§ WHAT IS REQUIRED:
A verbatim copy of the records is required, with all pictures left out.

Lines of data
— start —
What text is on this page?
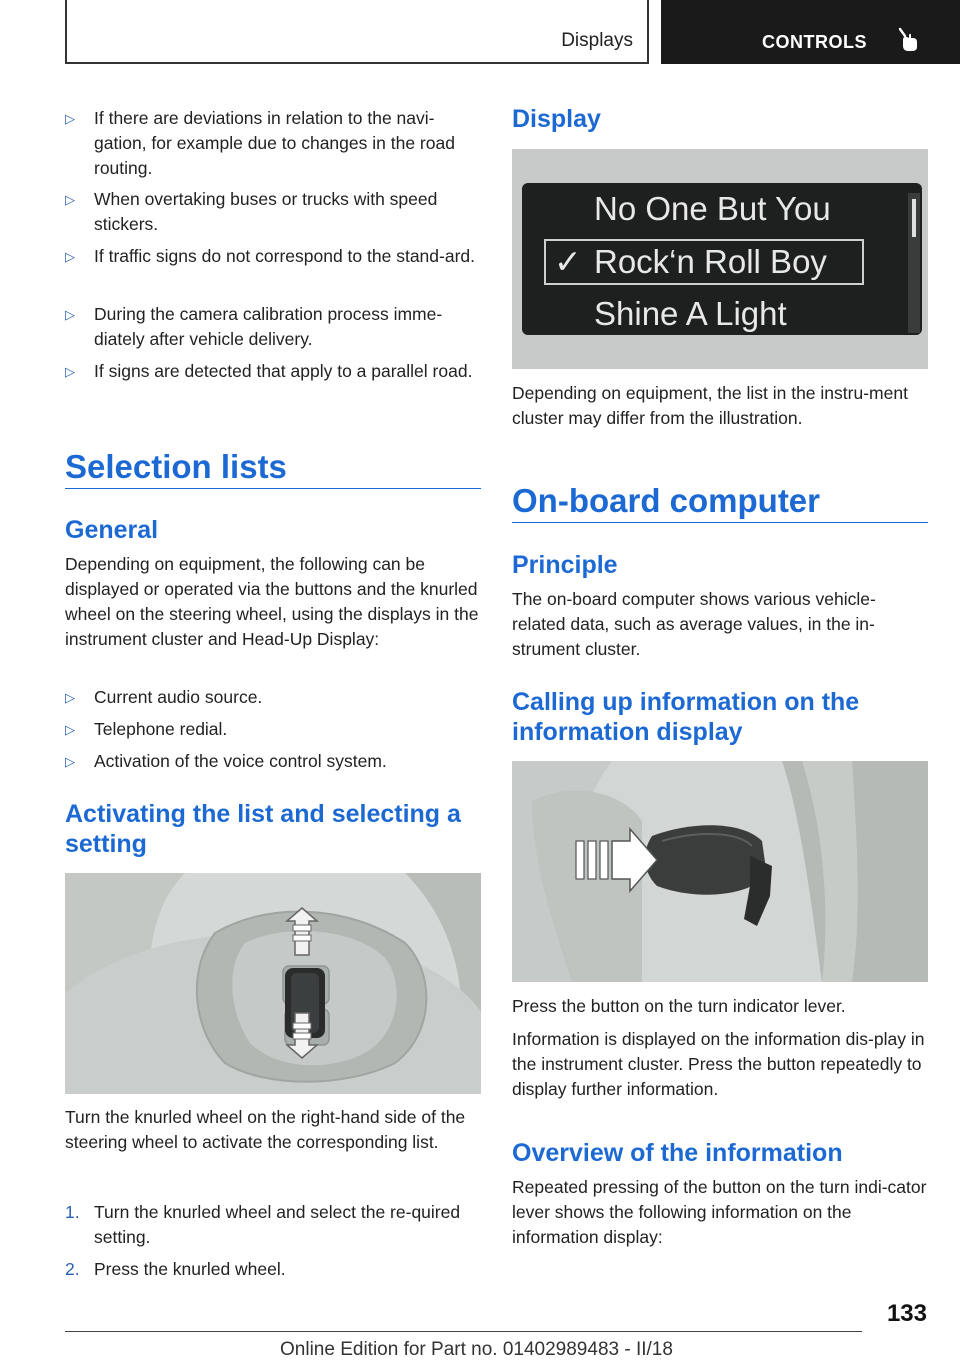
Displays	CONTROLS
▷	If there are deviations in relation to the navi-gation, for example due to changes in the road routing.
▷	When overtaking buses or trucks with speed stickers.
▷	If traffic signs do not correspond to the stand-ard.
▷	During the camera calibration process imme-diately after vehicle delivery.
▷	If signs are detected that apply to a parallel road.
Selection lists
General

Depending on equipment, the following can be displayed or operated via the buttons and the knurled wheel on the steering wheel, using the displays in the instrument cluster and Head-Up Display:

▷	Current audio source.
▷	Telephone redial.
▷	Activation of the voice control system.
Activating the list and selecting a setting

Turn the knurled wheel on the right-hand side of the steering wheel to activate the corresponding list.

1. Turn the knurled wheel and select the re-quired setting.
2. Press the knurled wheel.
Display
No One But You
✓ Rock‘n Roll Boy
Shine A Light

Depending on equipment, the list in the instru-ment cluster may differ from the illustration.

On-board computer
Principle

The on-board computer shows various vehicle-related data, such as average values, in the in-strument cluster.

Calling up information on the information display

Press the button on the turn indicator lever.

Information is displayed on the information dis-play in the instrument cluster. Press the button repeatedly to display further information.

Overview of the information

Repeated pressing of the button on the turn indi-cator lever shows the following information on the information display:

133
Online Edition for Part no. 01402989483 - II/18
— end —
§ WRITTEN ANSWER:
What text is on this page?
Displays	CONTROLS
▷	If there are deviations in relation to the navi-gation, for example due to changes in the road routing.
▷	When overtaking buses or trucks with speed stickers.
▷	If traffic signs do not correspond to the stand-ard.
▷	During the camera calibration process imme-diately after vehicle delivery.
▷	If signs are detected that apply to a parallel road.
Selection lists
General

Depending on equipment, the following can be displayed or operated via the buttons and the knurled wheel on the steering wheel, using the displays in the instrument cluster and Head-Up Display:

▷	Current audio source.
▷	Telephone redial.
▷	Activation of the voice control system.
Activating the list and selecting a setting

Turn the knurled wheel on the right-hand side of the steering wheel to activate the corresponding list.

1. Turn the knurled wheel and select the re-quired setting.
2. Press the knurled wheel.
Display
No One But You
✓ Rock‘n Roll Boy
Shine A Light

Depending on equipment, the list in the instru-ment cluster may differ from the illustration.

On-board computer
Principle

The on-board computer shows various vehicle-related data, such as average values, in the in-strument cluster.

Calling up information on the information display

Press the button on the turn indicator lever.

Information is displayed on the information dis-play in the instrument cluster. Press the button repeatedly to display further information.

Overview of the information

Repeated pressing of the button on the turn indi-cator lever shows the following information on the information display:

133
Online Edition for Part no. 01402989483 - II/18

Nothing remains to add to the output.